--- OBJECTIVE ---
Gather from the listing below each line that includes the word "content", and copy it.

--- RECORD SET ---
↓↓↓

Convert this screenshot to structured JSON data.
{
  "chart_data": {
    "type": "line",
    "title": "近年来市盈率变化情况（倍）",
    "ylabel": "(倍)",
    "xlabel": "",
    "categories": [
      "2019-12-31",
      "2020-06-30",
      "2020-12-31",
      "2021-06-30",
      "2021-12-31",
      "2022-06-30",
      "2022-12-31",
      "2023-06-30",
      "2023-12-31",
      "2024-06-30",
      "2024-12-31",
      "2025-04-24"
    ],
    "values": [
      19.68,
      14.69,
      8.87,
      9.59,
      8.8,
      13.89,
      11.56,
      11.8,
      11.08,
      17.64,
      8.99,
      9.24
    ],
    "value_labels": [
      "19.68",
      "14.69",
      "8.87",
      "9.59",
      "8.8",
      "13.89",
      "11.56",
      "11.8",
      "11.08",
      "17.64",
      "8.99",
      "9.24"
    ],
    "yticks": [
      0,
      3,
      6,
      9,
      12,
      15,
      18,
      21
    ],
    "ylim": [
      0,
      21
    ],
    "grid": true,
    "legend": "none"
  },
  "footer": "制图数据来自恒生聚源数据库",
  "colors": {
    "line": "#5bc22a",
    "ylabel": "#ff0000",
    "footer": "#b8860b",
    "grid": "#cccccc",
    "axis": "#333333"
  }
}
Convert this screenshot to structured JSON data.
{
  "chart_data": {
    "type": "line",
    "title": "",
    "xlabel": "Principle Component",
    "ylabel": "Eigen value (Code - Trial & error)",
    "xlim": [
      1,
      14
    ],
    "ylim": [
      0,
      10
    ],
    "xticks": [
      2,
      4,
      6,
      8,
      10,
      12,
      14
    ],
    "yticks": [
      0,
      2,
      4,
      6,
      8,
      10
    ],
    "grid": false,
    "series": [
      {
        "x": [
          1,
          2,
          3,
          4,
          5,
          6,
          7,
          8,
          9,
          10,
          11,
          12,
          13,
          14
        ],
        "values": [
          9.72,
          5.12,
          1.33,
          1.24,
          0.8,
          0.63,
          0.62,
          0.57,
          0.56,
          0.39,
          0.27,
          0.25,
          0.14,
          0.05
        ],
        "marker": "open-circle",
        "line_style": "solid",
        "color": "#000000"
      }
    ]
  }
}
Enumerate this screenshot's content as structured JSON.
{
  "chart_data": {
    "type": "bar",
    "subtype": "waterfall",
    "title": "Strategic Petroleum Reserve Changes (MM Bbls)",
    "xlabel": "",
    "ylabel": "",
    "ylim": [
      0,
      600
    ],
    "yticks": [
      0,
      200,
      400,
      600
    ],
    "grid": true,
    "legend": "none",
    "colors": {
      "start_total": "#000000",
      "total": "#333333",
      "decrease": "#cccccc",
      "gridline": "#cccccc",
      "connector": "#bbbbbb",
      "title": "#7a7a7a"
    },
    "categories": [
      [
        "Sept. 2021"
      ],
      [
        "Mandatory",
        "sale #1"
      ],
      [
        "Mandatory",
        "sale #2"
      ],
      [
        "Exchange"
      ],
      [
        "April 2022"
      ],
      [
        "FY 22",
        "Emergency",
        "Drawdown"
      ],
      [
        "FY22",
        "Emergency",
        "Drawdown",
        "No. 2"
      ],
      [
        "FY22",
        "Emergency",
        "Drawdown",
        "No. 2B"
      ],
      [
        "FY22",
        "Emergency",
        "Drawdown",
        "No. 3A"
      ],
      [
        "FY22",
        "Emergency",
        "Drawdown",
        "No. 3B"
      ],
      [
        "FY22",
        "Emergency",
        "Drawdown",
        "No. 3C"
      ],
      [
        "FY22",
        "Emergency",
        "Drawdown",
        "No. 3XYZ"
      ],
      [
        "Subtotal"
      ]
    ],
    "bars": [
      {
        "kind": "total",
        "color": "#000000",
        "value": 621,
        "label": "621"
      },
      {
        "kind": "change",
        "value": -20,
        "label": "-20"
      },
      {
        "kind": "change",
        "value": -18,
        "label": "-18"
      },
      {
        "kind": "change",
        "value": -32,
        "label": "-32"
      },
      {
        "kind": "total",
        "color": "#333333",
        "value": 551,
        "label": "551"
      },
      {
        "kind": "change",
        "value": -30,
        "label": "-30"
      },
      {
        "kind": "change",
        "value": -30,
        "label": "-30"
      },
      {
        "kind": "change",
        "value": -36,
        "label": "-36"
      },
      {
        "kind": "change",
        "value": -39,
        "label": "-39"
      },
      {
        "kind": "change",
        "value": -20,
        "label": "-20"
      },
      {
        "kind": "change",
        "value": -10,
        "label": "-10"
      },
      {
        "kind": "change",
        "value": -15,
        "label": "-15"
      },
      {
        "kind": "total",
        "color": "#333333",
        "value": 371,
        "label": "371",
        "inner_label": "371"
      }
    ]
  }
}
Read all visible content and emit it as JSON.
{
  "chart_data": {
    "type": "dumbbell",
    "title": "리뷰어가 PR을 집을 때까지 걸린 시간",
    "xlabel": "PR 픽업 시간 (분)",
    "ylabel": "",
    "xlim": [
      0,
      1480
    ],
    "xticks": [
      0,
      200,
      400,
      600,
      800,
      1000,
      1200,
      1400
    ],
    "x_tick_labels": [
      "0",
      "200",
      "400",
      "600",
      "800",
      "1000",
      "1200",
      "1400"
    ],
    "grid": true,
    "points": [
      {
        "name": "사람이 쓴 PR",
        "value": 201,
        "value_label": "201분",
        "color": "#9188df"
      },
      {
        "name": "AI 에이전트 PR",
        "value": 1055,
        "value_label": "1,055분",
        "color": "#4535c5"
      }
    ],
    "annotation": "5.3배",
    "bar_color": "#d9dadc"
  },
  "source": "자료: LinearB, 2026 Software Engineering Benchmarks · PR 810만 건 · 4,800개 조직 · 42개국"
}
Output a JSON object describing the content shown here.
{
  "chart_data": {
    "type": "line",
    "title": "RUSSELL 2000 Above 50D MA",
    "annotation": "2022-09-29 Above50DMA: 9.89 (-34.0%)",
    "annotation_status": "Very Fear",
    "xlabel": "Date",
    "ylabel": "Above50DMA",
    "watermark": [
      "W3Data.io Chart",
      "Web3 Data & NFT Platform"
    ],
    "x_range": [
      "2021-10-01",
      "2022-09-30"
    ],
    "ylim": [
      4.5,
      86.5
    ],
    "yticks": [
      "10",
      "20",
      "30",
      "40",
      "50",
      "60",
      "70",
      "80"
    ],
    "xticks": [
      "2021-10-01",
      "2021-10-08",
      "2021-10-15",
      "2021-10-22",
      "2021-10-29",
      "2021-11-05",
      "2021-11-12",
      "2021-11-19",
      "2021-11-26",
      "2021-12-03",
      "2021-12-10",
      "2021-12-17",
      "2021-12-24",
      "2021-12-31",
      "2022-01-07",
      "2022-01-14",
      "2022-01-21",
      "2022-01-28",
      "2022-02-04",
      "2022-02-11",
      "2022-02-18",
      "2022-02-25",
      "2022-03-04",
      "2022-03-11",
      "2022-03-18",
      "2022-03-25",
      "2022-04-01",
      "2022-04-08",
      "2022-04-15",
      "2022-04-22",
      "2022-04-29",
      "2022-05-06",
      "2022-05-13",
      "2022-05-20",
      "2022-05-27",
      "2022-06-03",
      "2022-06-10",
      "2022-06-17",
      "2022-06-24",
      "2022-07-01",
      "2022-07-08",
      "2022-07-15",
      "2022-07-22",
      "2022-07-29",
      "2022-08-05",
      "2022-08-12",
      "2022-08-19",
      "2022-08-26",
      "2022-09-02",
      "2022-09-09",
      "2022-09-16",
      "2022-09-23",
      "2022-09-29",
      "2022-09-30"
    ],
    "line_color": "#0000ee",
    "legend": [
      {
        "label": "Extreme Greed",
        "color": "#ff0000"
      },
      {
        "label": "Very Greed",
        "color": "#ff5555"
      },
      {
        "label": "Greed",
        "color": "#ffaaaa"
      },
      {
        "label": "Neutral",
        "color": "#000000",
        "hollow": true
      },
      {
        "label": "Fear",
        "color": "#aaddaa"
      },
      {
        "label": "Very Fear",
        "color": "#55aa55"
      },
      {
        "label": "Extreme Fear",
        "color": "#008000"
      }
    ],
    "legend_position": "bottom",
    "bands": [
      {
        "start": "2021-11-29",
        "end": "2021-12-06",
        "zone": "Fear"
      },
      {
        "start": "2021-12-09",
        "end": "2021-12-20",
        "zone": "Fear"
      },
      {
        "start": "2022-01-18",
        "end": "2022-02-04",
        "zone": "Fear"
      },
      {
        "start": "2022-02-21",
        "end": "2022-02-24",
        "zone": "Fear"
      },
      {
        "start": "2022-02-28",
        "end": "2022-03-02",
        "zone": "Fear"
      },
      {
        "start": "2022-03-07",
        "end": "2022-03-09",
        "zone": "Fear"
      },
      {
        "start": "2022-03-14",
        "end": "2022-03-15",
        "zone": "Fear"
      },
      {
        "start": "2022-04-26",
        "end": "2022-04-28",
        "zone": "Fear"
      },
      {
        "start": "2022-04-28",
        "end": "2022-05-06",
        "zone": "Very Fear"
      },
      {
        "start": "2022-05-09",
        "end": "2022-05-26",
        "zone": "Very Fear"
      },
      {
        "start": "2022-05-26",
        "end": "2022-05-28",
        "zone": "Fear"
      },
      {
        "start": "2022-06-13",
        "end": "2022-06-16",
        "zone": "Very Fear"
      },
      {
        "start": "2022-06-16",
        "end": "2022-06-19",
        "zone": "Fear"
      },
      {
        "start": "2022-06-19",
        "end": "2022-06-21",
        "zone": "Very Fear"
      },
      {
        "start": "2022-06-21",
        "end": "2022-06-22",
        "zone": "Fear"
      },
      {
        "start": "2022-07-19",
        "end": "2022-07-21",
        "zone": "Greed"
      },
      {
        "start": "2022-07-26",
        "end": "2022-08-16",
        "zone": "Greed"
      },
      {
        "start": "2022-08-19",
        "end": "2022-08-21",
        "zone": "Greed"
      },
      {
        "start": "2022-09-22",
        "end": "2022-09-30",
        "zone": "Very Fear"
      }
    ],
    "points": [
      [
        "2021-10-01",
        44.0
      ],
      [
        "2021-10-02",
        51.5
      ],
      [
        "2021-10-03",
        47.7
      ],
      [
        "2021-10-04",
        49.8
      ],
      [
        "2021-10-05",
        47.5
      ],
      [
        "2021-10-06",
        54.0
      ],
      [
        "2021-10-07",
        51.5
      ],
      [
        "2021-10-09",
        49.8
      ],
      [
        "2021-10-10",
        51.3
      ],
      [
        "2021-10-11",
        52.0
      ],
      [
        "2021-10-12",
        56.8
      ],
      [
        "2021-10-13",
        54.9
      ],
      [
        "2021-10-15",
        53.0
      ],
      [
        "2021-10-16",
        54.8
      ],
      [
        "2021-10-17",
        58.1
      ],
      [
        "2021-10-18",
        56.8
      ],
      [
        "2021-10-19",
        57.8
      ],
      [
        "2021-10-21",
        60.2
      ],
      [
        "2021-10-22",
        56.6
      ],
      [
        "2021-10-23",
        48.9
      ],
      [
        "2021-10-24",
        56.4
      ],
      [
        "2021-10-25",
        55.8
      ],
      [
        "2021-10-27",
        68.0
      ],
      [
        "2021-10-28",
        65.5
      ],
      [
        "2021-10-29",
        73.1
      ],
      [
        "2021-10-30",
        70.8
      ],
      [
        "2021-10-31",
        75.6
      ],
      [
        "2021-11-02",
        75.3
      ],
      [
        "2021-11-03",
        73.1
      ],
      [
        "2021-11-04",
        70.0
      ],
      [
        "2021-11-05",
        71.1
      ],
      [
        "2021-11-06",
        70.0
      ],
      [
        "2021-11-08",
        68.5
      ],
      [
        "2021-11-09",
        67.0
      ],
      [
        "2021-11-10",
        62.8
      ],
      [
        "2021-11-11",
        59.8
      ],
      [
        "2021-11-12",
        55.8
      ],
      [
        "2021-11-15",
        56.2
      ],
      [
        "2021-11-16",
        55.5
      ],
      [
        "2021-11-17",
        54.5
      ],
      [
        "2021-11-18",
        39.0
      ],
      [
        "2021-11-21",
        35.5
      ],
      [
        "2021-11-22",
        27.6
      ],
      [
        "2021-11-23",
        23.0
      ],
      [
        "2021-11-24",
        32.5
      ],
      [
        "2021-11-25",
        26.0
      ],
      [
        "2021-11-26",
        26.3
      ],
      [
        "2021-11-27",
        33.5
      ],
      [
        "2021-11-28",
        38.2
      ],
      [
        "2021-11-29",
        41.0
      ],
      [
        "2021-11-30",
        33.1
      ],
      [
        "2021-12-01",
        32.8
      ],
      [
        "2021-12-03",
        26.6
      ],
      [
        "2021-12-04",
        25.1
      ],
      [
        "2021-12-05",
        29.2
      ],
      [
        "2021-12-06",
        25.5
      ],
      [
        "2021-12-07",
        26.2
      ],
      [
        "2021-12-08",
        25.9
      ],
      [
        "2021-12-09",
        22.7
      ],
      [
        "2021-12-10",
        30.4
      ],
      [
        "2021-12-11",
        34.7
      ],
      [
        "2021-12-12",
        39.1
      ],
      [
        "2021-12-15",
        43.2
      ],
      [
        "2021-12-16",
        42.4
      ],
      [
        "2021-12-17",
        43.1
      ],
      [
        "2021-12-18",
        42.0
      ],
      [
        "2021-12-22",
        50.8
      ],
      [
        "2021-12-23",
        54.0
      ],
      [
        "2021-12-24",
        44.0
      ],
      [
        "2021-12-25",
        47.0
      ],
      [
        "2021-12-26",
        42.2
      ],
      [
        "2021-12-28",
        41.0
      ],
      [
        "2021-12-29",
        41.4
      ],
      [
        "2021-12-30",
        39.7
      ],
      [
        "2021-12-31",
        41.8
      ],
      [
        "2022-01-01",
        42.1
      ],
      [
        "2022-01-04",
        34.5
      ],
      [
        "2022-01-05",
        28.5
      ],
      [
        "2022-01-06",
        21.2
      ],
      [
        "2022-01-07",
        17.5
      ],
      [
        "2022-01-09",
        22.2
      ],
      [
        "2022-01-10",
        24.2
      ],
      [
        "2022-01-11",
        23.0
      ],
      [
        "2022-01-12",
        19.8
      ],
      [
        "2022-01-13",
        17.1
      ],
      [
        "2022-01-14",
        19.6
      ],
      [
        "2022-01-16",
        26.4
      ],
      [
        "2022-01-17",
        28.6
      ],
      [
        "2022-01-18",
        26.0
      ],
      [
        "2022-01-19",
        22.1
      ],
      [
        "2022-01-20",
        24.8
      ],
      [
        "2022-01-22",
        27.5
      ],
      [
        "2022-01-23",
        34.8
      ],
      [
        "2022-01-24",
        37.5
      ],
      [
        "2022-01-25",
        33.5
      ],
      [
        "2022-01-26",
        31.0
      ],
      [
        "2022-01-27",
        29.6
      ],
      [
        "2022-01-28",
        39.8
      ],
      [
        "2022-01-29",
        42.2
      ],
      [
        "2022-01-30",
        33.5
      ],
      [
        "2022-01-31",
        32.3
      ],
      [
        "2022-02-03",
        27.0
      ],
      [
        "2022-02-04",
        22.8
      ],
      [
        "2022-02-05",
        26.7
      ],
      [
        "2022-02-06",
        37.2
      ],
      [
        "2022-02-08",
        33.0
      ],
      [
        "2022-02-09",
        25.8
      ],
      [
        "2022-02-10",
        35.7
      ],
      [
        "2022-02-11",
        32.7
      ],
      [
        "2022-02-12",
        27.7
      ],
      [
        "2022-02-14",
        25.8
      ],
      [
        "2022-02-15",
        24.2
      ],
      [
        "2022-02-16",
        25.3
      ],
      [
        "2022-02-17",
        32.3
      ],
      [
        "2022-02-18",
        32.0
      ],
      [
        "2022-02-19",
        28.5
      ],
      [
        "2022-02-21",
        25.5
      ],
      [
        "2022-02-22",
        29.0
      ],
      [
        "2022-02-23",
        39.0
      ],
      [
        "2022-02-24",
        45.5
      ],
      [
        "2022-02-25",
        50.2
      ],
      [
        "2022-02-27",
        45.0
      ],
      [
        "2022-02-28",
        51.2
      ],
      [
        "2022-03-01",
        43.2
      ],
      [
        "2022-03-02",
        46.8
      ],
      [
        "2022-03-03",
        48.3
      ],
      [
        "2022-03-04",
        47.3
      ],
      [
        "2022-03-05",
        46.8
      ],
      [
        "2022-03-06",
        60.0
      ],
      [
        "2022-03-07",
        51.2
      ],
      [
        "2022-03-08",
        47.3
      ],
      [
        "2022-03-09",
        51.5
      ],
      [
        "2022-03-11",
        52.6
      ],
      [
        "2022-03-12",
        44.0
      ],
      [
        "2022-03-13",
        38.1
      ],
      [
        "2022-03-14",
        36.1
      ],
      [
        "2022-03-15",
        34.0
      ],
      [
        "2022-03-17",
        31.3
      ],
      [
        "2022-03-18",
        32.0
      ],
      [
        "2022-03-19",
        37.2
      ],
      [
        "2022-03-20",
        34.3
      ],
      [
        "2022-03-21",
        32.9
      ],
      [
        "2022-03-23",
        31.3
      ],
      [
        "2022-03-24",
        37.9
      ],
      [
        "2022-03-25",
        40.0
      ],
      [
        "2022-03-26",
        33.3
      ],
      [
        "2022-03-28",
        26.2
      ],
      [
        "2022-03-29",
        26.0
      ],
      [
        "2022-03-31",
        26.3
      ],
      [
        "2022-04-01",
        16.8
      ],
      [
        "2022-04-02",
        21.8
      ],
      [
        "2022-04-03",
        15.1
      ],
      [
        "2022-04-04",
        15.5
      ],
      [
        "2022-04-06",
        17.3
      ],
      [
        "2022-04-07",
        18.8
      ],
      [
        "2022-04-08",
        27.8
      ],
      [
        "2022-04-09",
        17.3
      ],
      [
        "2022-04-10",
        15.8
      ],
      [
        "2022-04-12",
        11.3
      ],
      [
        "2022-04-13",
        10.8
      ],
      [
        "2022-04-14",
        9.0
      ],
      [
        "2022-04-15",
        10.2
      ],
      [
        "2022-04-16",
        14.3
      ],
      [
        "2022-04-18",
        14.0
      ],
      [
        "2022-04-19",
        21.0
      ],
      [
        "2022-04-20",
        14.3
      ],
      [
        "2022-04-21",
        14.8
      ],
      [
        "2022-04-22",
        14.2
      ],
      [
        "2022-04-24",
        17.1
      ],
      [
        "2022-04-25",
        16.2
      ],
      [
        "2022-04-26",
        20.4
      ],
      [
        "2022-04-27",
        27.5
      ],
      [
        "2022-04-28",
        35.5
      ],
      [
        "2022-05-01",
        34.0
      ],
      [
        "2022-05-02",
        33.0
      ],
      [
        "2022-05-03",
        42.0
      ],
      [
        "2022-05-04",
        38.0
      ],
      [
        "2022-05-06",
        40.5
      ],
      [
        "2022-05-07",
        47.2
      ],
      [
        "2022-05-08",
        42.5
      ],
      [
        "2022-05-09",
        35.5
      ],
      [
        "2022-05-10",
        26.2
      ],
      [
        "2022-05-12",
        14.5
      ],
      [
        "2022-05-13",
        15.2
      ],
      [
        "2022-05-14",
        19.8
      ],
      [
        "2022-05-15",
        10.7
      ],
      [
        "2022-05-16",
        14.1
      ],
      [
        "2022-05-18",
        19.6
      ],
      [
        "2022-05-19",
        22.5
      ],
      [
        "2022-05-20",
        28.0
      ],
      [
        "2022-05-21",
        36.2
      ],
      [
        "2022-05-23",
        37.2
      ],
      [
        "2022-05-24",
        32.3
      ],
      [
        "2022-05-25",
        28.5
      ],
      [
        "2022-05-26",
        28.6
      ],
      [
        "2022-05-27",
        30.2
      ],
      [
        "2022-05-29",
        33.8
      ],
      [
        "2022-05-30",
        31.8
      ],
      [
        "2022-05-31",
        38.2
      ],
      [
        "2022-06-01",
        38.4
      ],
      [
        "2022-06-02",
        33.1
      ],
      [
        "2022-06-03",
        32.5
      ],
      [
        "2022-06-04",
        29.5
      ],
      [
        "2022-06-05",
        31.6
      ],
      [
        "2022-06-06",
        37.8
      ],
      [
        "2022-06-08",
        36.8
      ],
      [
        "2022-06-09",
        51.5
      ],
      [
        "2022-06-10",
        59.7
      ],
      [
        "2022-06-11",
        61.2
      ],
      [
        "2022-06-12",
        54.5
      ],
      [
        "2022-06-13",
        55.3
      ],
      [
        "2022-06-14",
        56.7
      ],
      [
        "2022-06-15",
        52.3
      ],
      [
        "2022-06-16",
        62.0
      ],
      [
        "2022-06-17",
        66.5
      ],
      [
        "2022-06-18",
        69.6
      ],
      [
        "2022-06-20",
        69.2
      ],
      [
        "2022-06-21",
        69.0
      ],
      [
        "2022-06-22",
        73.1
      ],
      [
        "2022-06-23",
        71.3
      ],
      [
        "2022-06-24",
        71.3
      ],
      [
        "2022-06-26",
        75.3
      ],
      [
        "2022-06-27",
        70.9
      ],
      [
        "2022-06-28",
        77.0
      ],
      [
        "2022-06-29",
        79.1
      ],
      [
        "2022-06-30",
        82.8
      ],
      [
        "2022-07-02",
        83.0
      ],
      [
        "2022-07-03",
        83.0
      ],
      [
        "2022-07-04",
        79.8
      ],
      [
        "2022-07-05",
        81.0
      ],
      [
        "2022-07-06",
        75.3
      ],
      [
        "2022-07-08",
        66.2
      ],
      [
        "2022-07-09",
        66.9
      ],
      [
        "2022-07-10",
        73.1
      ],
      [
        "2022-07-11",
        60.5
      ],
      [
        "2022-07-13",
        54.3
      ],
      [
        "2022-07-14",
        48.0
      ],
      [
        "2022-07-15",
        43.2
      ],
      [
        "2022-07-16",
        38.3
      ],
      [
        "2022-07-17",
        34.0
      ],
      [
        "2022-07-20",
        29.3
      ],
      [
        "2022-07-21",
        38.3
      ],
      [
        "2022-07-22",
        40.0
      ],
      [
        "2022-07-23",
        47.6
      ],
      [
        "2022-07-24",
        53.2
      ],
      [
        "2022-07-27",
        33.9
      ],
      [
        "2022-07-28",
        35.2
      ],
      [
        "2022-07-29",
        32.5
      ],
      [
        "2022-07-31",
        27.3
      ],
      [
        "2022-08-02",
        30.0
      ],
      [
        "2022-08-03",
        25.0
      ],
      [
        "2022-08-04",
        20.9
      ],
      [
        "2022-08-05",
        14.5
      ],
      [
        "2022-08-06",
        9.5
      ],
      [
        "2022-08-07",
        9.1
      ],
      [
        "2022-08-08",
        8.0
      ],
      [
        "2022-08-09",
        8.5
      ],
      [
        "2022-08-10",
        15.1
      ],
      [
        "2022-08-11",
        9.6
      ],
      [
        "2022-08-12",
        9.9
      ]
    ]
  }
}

↑↑↑

--- SOLUTION TO THIS TASK ---
Enumerate this screenshot's content as structured JSON.
Read all visible content and emit it as JSON.
Output a JSON object describing the content shown here.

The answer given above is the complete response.